▶ _Work to do_: Return the records word for word. Any pictures in them are not part of the copy.
##############################
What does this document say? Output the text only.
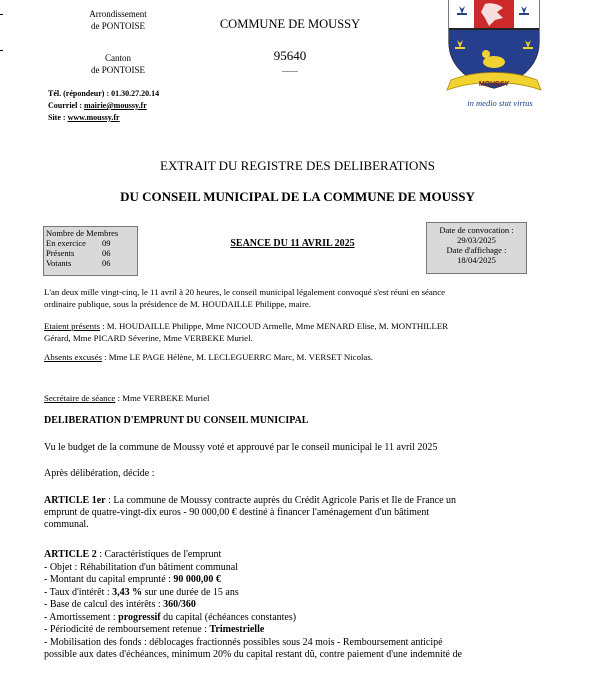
Arrondissement
de PONTOISE
Canton
de PONTOISE
Tél. (répondeur) : 01.30.27.20.14
Courriel : mairie@moussy.fr
Site : www.moussy.fr
COMMUNE DE MOUSSY
95640
MOUSSY
in medio stat virtus
EXTRAIT DU REGISTRE DES DELIBERATIONS
DU CONSEIL MUNICIPAL DE LA COMMUNE DE MOUSSY
Nombre de Membres
En exercice	09
Présents	06
Votants	06
SEANCE DU 11 AVRIL 2025
Date de convocation :
29/03/2025
Date d'affichage :
18/04/2025
L'an deux mille vingt-cinq, le 11 avril à 20 heures, le conseil municipal légalement convoqué s'est réuni en séance
ordinaire publique, sous la présidence de M. HOUDAILLE Philippe, maire.
Etaient présents : M. HOUDAILLE Philippe, Mme NICOUD Armelle, Mme MENARD Elise, M. MONTHILLER
Gérard, Mme PICARD Séverine, Mme VERBEKE Muriel.
Absents excusés : Mme LE PAGE Hélène, M. LECLEGUERRC Marc, M. VERSET Nicolas.
Secrétaire de séance : Mme VERBEKE Muriel
DELIBERATION D'EMPRUNT DU CONSEIL MUNICIPAL
Vu le budget de la commune de Moussy voté et approuvé par le conseil municipal le 11 avril 2025
Après délibération, décide :
ARTICLE 1er : La commune de Moussy contracte auprès du Crédit Agricole Paris et Ile de France un
emprunt de quatre-vingt-dix euros - 90 000,00 € destiné à financer l'aménagement d'un bâtiment
communal.
ARTICLE 2 : Caractéristiques de l'emprunt
- Objet : Réhabilitation d'un bâtiment communal
- Montant du capital emprunté : 90 000,00 €
- Taux d'intérêt : 3,43 % sur une durée de 15 ans
- Base de calcul des intérêts : 360/360
- Amortissement : progressif du capital (échéances constantes)
- Périodicité de remboursement retenue : Trimestrielle
- Mobilisation des fonds : déblocages fractionnés possibles sous 24 mois - Remboursement anticipé
possible aux dates d'échéances, minimum 20% du capital restant dû, contre paiement d'une indemnité de
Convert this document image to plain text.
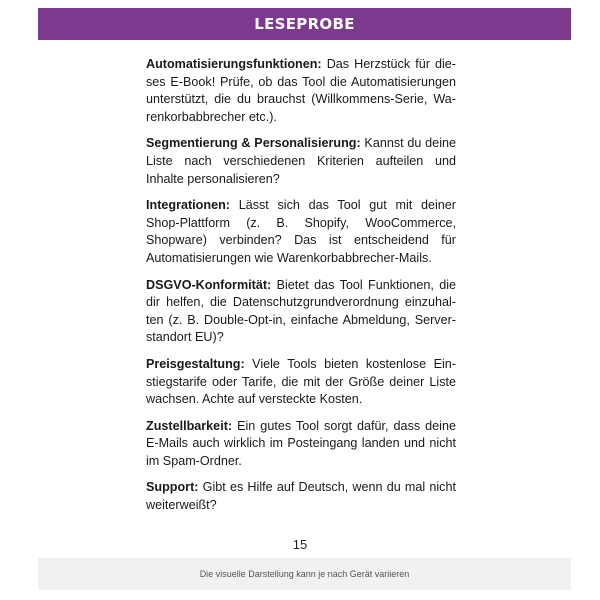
LESEPROBE

Automatisierungsfunktionen: Das Herzstück für dieses E-Book! Prüfe, ob das Tool die Automatisierungen unterstützt, die du brauchst (Willkommens-Serie, Warenkorbabbrecher etc.).

Segmentierung & Personalisierung: Kannst du deine Liste nach verschiedenen Kriterien aufteilen und Inhalte personalisieren?

Integrationen: Lässt sich das Tool gut mit deiner Shop-Plattform (z. B. Shopify, WooCommerce, Shopware) verbinden? Das ist entscheidend für Automatisierungen wie Warenkorbabbrecher-Mails.

DSGVO-Konformität: Bietet das Tool Funktionen, die dir helfen, die Datenschutzgrundverordnung einzuhalten (z. B. Double-Opt-in, einfache Abmeldung, Serverstandort EU)?

Preisgestaltung: Viele Tools bieten kostenlose Einstiegstarife oder Tarife, die mit der Größe deiner Liste wachsen. Achte auf versteckte Kosten.

Zustellbarkeit: Ein gutes Tool sorgt dafür, dass deine E-Mails auch wirklich im Posteingang landen und nicht im Spam-Ordner.

Support: Gibt es Hilfe auf Deutsch, wenn du mal nicht weiterweißt?

15
Die visuelle Darstellung kann je nach Gerät variieren
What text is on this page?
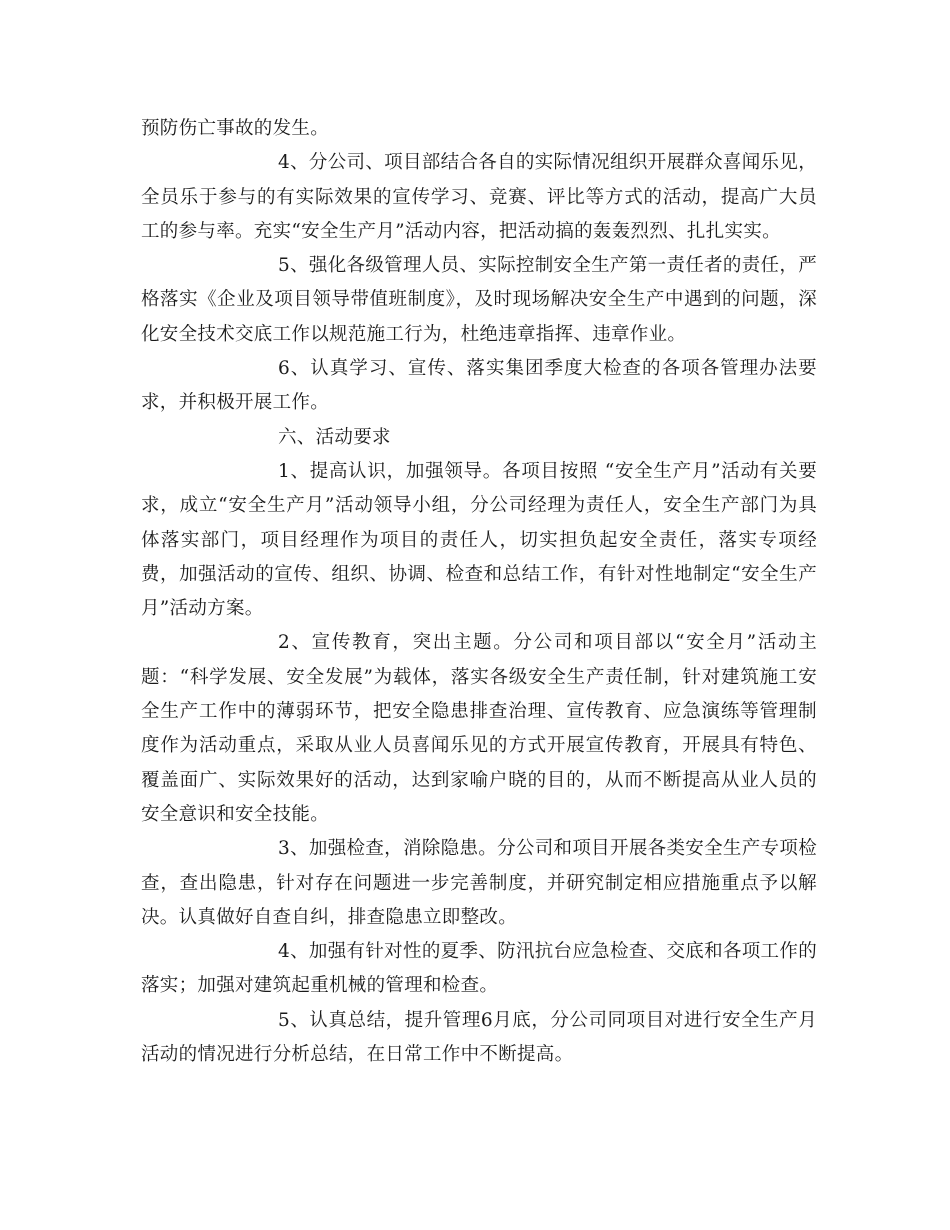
预防伤亡事故的发生。

4、分公司、项目部结合各自的实际情况组织开展群众喜闻乐见，全员乐于参与的有实际效果的宣传学习、竞赛、评比等方式的活动，提高广大员工的参与率。充实“安全生产月”活动内容，把活动搞的轰轰烈烈、扎扎实实。

5、强化各级管理人员、实际控制安全生产第一责任者的责任，严格落实《企业及项目领导带值班制度》，及时现场解决安全生产中遇到的问题，深化安全技术交底工作以规范施工行为，杜绝违章指挥、违章作业。

6、认真学习、宣传、落实集团季度大检查的各项各管理办法要求，并积极开展工作。

六、活动要求

1、提高认识，加强领导。各项目按照 “安全生产月”活动有关要求，成立“安全生产月”活动领导小组，分公司经理为责任人，安全生产部门为具体落实部门，项目经理作为项目的责任人，切实担负起安全责任，落实专项经费，加强活动的宣传、组织、协调、检查和总结工作，有针对性地制定“安全生产月”活动方案。

2、宣传教育，突出主题。分公司和项目部以“安全月”活动主题：“科学发展、安全发展”为载体，落实各级安全生产责任制，针对建筑施工安全生产工作中的薄弱环节，把安全隐患排查治理、宣传教育、应急演练等管理制度作为活动重点，采取从业人员喜闻乐见的方式开展宣传教育，开展具有特色、覆盖面广、实际效果好的活动，达到家喻户晓的目的，从而不断提高从业人员的安全意识和安全技能。

3、加强检查，消除隐患。分公司和项目开展各类安全生产专项检查，查出隐患，针对存在问题进一步完善制度，并研究制定相应措施重点予以解决。认真做好自查自纠，排查隐患立即整改。

4、加强有针对性的夏季、防汛抗台应急检查、交底和各项工作的落实；加强对建筑起重机械的管理和检查。

5、认真总结，提升管理6月底，分公司同项目对进行安全生产月活动的情况进行分析总结，在日常工作中不断提高。
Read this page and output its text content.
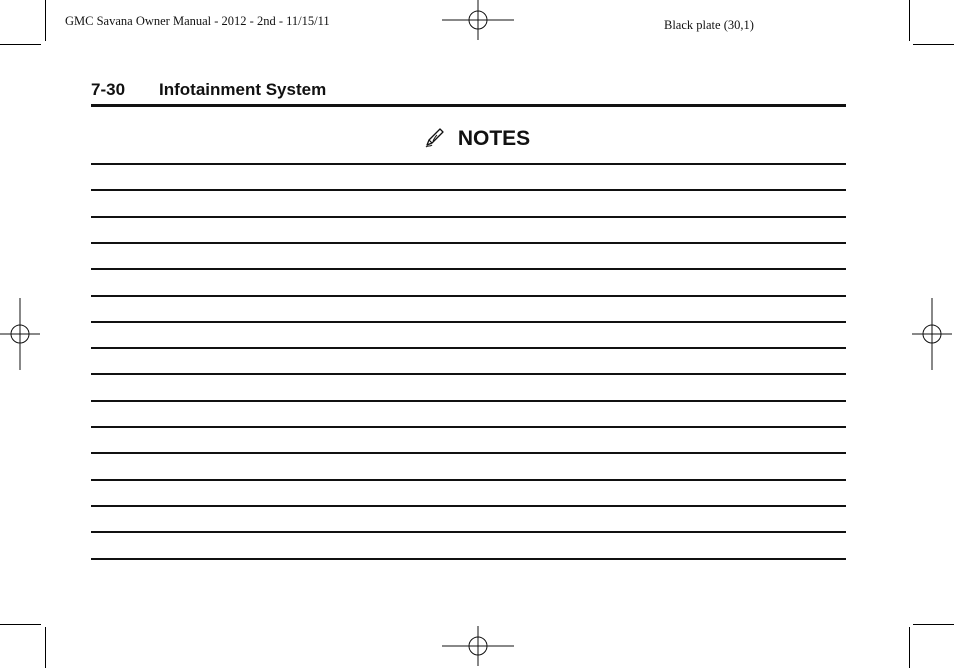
GMC Savana Owner Manual - 2012 - 2nd - 11/15/11	Black plate (30,1)
7-30 Infotainment System
NOTES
##############################
▶ _Solution for this exercise_:
What does this document say? Output the text only.
Arrondissement
de PONTOISE
Canton
de PONTOISE
Tél. (répondeur) : 01.30.27.20.14
Courriel : mairie@moussy.fr
Site : www.moussy.fr
COMMUNE DE MOUSSY
95640
MOUSSY
in medio stat virtus
EXTRAIT DU REGISTRE DES DELIBERATIONS
DU CONSEIL MUNICIPAL DE LA COMMUNE DE MOUSSY
Nombre de Membres
En exercice	09
Présents	06
Votants	06
SEANCE DU 11 AVRIL 2025
Date de convocation :
29/03/2025
Date d'affichage :
18/04/2025
L'an deux mille vingt-cinq, le 11 avril à 20 heures, le conseil municipal légalement convoqué s'est réuni en séance
ordinaire publique, sous la présidence de M. HOUDAILLE Philippe, maire.
Etaient présents : M. HOUDAILLE Philippe, Mme NICOUD Armelle, Mme MENARD Elise, M. MONTHILLER
Gérard, Mme PICARD Séverine, Mme VERBEKE Muriel.
Absents excusés : Mme LE PAGE Hélène, M. LECLEGUERRC Marc, M. VERSET Nicolas.
Secrétaire de séance : Mme VERBEKE Muriel
DELIBERATION D'EMPRUNT DU CONSEIL MUNICIPAL
Vu le budget de la commune de Moussy voté et approuvé par le conseil municipal le 11 avril 2025
Après délibération, décide :
ARTICLE 1er : La commune de Moussy contracte auprès du Crédit Agricole Paris et Ile de France un
emprunt de quatre-vingt-dix euros - 90 000,00 € destiné à financer l'aménagement d'un bâtiment
communal.
ARTICLE 2 : Caractéristiques de l'emprunt
- Objet : Réhabilitation d'un bâtiment communal
- Montant du capital emprunté : 90 000,00 €
- Taux d'intérêt : 3,43 % sur une durée de 15 ans
- Base de calcul des intérêts : 360/360
- Amortissement : progressif du capital (échéances constantes)
- Périodicité de remboursement retenue : Trimestrielle
- Mobilisation des fonds : déblocages fractionnés possibles sous 24 mois - Remboursement anticipé
possible aux dates d'échéances, minimum 20% du capital restant dû, contre paiement d'une indemnité de
Convert this document image to plain text.
LESEPROBE

Automatisierungsfunktionen: Das Herzstück für dieses E-Book! Prüfe, ob das Tool die Automatisierungen unterstützt, die du brauchst (Willkommens-Serie, Warenkorbabbrecher etc.).

Segmentierung & Personalisierung: Kannst du deine Liste nach verschiedenen Kriterien aufteilen und Inhalte personalisieren?

Integrationen: Lässt sich das Tool gut mit deiner Shop-Plattform (z. B. Shopify, WooCommerce, Shopware) verbinden? Das ist entscheidend für Automatisierungen wie Warenkorbabbrecher-Mails.

DSGVO-Konformität: Bietet das Tool Funktionen, die dir helfen, die Datenschutzgrundverordnung einzuhalten (z. B. Double-Opt-in, einfache Abmeldung, Serverstandort EU)?

Preisgestaltung: Viele Tools bieten kostenlose Einstiegstarife oder Tarife, die mit der Größe deiner Liste wachsen. Achte auf versteckte Kosten.

Zustellbarkeit: Ein gutes Tool sorgt dafür, dass deine E-Mails auch wirklich im Posteingang landen und nicht im Spam-Ordner.

Support: Gibt es Hilfe auf Deutsch, wenn du mal nicht weiterweißt?

15
Die visuelle Darstellung kann je nach Gerät variieren
What text is on this page?
预防伤亡事故的发生。

4、分公司、项目部结合各自的实际情况组织开展群众喜闻乐见，全员乐于参与的有实际效果的宣传学习、竞赛、评比等方式的活动，提高广大员工的参与率。充实“安全生产月”活动内容，把活动搞的轰轰烈烈、扎扎实实。

5、强化各级管理人员、实际控制安全生产第一责任者的责任，严格落实《企业及项目领导带值班制度》，及时现场解决安全生产中遇到的问题，深化安全技术交底工作以规范施工行为，杜绝违章指挥、违章作业。

6、认真学习、宣传、落实集团季度大检查的各项各管理办法要求，并积极开展工作。

六、活动要求

1、提高认识，加强领导。各项目按照 “安全生产月”活动有关要求，成立“安全生产月”活动领导小组，分公司经理为责任人，安全生产部门为具体落实部门，项目经理作为项目的责任人，切实担负起安全责任，落实专项经费，加强活动的宣传、组织、协调、检查和总结工作，有针对性地制定“安全生产月”活动方案。

2、宣传教育，突出主题。分公司和项目部以“安全月”活动主题：“科学发展、安全发展”为载体，落实各级安全生产责任制，针对建筑施工安全生产工作中的薄弱环节，把安全隐患排查治理、宣传教育、应急演练等管理制度作为活动重点，采取从业人员喜闻乐见的方式开展宣传教育，开展具有特色、覆盖面广、实际效果好的活动，达到家喻户晓的目的，从而不断提高从业人员的安全意识和安全技能。

3、加强检查，消除隐患。分公司和项目开展各类安全生产专项检查，查出隐患，针对存在问题进一步完善制度，并研究制定相应措施重点予以解决。认真做好自查自纠，排查隐患立即整改。

4、加强有针对性的夏季、防汛抗台应急检查、交底和各项工作的落实；加强对建筑起重机械的管理和检查。

5、认真总结，提升管理6月底，分公司同项目对进行安全生产月活动的情况进行分析总结，在日常工作中不断提高。
Read this page and output its text content.
GMC Savana Owner Manual - 2012 - 2nd - 11/15/11	Black plate (30,1)
7-30 Infotainment System
NOTES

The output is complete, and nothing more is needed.